§ Exercise instructions
What is the number of lines in the entries below that include the word "grass"? Provide the number only.
• • • • • • •
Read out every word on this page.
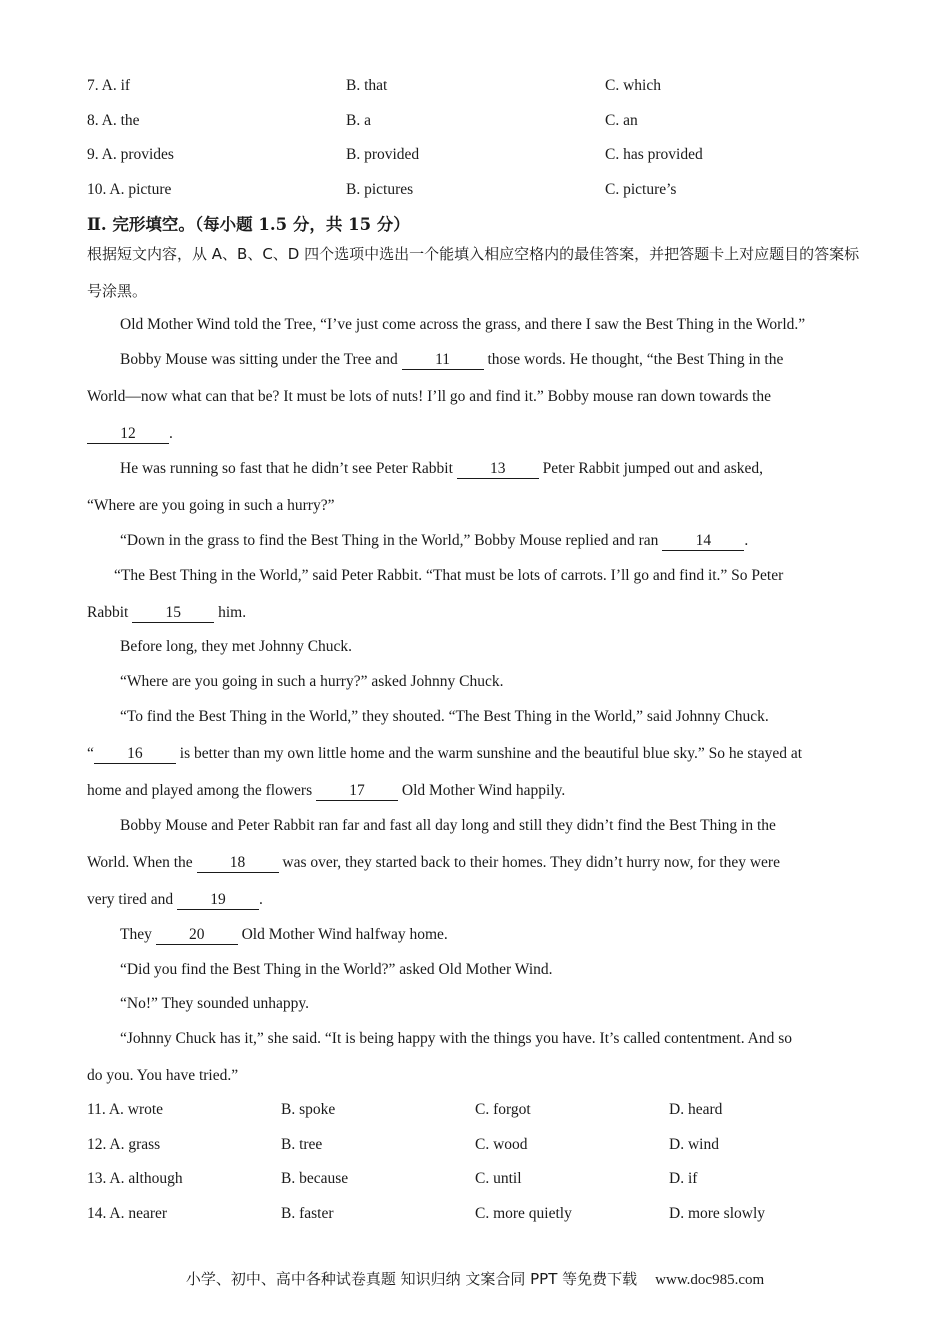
7. A. if	B. that	C. which
8. A. the	B. a	C. an
9. A. provides	B. provided	C. has provided
10. A. picture	B. pictures	C. picture’s
Ⅱ. 完形填空。（每小题 1.5 分，共 15 分）
根据短文内容，从 A、B、C、D 四个选项中选出一个能填入相应空格内的最佳答案，并把答题卡上对应题目的答案标号涂黑。
Old Mother Wind told the Tree, “I’ve just come across the grass, and there I saw the Best Thing in the World.”
Bobby Mouse was sitting under the Tree and 11 those words. He thought, “the Best Thing in the
World—now what can that be? It must be lots of nuts! I’ll go and find it.” Bobby mouse ran down towards the
12 .
He was running so fast that he didn’t see Peter Rabbit 13 Peter Rabbit jumped out and asked,
“Where are you going in such a hurry?”
“Down in the grass to find the Best Thing in the World,” Bobby Mouse replied and ran 14 .
“The Best Thing in the World,” said Peter Rabbit. “That must be lots of carrots. I’ll go and find it.” So Peter
Rabbit 15 him.
Before long, they met Johnny Chuck.
“Where are you going in such a hurry?” asked Johnny Chuck.
“To find the Best Thing in the World,” they shouted. “The Best Thing in the World,” said Johnny Chuck.
“ 16 is better than my own little home and the warm sunshine and the beautiful blue sky.” So he stayed at
home and played among the flowers 17 Old Mother Wind happily.
Bobby Mouse and Peter Rabbit ran far and fast all day long and still they didn’t find the Best Thing in the
World. When the 18 was over, they started back to their homes. They didn’t hurry now, for they were
very tired and 19 .
They 20 Old Mother Wind halfway home.
“Did you find the Best Thing in the World?” asked Old Mother Wind.
“No!” They sounded unhappy.
“Johnny Chuck has it,” she said. “It is being happy with the things you have. It’s called contentment. And so
do you. You have tried.”
11. A. wrote	B. spoke	C. forgot	D. heard
12. A. grass	B. tree	C. wood	D. wind
13. A. although	B. because	C. until	D. if
14. A. nearer	B. faster	C. more quietly	D. more slowly
小学、初中、高中各种试卷真题 知识归纳 文案合同 PPT 等免费下载 www.doc985.com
• • • • • • •
§ Exercise solution
3